In the material below, find all lines with the string "JSON" and copy them.

____

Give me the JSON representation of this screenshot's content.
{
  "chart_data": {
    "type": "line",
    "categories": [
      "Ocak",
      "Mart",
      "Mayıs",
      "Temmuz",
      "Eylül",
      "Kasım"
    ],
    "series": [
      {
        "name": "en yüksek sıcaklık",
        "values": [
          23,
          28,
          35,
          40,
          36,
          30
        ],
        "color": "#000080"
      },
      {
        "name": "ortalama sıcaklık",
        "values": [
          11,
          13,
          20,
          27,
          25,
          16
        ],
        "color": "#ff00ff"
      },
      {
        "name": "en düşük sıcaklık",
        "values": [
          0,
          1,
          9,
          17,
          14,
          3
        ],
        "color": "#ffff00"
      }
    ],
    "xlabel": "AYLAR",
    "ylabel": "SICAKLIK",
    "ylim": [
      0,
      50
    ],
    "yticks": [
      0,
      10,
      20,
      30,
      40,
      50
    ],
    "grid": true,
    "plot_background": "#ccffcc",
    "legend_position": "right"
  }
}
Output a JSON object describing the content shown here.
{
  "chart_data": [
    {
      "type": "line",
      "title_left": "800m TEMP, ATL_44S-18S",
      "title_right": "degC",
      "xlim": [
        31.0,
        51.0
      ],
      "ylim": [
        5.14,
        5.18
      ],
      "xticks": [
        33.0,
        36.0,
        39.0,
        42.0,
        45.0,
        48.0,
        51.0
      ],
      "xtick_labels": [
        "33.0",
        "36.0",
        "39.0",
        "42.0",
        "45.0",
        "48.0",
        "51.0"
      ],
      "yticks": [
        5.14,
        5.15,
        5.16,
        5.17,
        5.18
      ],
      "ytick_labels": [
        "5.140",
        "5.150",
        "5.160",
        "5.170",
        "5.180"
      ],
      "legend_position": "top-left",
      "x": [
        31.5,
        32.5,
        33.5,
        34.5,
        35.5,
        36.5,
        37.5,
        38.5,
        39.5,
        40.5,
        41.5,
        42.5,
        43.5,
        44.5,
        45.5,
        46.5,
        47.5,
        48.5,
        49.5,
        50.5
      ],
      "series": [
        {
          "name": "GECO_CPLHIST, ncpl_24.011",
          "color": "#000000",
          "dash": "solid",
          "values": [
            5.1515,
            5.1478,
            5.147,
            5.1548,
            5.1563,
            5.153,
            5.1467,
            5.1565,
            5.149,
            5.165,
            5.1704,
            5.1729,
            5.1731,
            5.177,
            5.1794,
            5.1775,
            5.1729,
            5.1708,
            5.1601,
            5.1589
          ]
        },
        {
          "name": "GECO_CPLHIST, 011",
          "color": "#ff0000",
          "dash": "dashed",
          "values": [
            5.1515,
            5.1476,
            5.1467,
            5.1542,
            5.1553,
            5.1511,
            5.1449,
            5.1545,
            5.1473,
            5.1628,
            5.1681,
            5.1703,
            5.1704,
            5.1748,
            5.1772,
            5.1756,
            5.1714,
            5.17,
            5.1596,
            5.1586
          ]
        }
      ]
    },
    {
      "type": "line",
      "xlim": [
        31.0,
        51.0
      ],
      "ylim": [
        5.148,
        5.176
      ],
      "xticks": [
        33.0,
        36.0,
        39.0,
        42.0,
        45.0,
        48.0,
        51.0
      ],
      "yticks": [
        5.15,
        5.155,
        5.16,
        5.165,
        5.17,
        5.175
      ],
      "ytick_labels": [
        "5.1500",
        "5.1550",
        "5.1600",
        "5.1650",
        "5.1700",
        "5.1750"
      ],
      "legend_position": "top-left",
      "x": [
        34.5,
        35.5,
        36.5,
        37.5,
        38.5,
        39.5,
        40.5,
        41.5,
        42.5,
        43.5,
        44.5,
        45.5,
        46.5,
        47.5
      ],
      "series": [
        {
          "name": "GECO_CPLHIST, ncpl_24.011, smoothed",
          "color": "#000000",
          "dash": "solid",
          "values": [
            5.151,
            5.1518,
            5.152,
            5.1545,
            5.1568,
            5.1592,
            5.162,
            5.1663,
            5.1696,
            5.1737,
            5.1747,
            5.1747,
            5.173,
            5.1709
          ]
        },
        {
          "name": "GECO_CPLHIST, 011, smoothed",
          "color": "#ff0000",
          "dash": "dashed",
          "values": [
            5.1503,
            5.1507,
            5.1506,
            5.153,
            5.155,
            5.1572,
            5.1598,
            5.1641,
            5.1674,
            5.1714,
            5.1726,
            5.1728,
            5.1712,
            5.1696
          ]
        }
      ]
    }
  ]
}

____

▶ [FINISHED EXERCISE]:
Give me the JSON representation of this screenshot's content.
Output a JSON object describing the content shown here.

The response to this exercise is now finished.